PROBLEM STATEMENT = Please pull out every line that includes the string "detached".

INPUT DATA =
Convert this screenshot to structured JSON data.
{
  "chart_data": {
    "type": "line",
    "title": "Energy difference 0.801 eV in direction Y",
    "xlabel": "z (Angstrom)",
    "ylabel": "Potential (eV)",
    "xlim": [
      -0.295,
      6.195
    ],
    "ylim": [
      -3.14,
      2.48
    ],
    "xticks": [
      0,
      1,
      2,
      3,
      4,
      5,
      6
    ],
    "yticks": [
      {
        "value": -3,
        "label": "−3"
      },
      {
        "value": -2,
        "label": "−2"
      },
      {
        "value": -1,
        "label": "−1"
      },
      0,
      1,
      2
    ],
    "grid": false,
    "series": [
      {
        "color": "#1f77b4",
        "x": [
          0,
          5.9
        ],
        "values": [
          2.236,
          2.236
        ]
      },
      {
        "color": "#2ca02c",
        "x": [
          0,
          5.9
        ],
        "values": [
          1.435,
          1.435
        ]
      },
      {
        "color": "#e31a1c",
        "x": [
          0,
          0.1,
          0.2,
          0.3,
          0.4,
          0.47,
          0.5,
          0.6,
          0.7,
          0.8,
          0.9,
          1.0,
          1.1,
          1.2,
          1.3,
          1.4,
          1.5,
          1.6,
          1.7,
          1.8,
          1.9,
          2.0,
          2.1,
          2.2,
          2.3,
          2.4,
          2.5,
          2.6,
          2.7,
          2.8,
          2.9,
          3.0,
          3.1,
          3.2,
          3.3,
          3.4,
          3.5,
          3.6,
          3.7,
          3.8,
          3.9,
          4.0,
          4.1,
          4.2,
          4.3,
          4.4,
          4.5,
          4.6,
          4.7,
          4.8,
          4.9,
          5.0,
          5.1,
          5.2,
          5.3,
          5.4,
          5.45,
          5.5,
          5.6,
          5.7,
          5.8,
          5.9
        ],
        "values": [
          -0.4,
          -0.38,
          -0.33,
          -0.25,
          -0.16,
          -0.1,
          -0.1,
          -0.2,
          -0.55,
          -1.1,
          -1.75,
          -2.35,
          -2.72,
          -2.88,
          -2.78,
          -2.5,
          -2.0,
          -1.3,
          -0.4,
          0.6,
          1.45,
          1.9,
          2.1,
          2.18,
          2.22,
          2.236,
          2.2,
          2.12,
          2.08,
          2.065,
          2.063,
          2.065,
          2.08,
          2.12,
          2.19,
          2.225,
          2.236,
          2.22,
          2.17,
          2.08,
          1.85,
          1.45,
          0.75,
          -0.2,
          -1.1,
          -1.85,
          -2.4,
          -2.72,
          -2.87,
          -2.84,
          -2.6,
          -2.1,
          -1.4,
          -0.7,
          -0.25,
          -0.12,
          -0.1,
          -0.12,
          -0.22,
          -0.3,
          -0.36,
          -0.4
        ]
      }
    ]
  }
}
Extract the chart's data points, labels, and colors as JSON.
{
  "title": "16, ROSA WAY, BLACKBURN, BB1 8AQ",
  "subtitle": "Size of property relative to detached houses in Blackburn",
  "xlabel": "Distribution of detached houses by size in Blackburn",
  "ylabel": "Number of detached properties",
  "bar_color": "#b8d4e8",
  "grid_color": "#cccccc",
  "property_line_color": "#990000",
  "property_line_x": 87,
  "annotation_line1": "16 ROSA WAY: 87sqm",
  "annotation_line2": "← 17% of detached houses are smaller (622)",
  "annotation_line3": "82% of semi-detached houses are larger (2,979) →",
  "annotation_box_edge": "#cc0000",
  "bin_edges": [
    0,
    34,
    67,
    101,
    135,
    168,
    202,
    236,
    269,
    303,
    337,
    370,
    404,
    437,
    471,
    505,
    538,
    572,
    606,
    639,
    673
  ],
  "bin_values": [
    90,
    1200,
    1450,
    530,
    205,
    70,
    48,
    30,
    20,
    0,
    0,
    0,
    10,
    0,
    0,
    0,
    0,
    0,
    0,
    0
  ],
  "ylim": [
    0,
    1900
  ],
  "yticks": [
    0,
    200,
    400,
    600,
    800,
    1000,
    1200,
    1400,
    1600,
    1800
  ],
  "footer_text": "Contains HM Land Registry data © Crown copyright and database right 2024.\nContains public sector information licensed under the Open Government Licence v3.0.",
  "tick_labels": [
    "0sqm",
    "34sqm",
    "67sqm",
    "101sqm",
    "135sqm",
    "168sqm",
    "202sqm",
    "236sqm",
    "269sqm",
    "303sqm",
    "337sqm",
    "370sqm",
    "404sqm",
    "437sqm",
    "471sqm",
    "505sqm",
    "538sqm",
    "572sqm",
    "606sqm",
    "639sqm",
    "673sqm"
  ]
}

THE OUTPUT =
  "subtitle": "Size of property relative to detached houses in Blackburn",
  "xlabel": "Distribution of detached houses by size in Blackburn",
  "ylabel": "Number of detached properties",
  "annotation_line2": "← 17% of detached houses are smaller (622)",
  "annotation_line3": "82% of semi-detached houses are larger (2,979) →",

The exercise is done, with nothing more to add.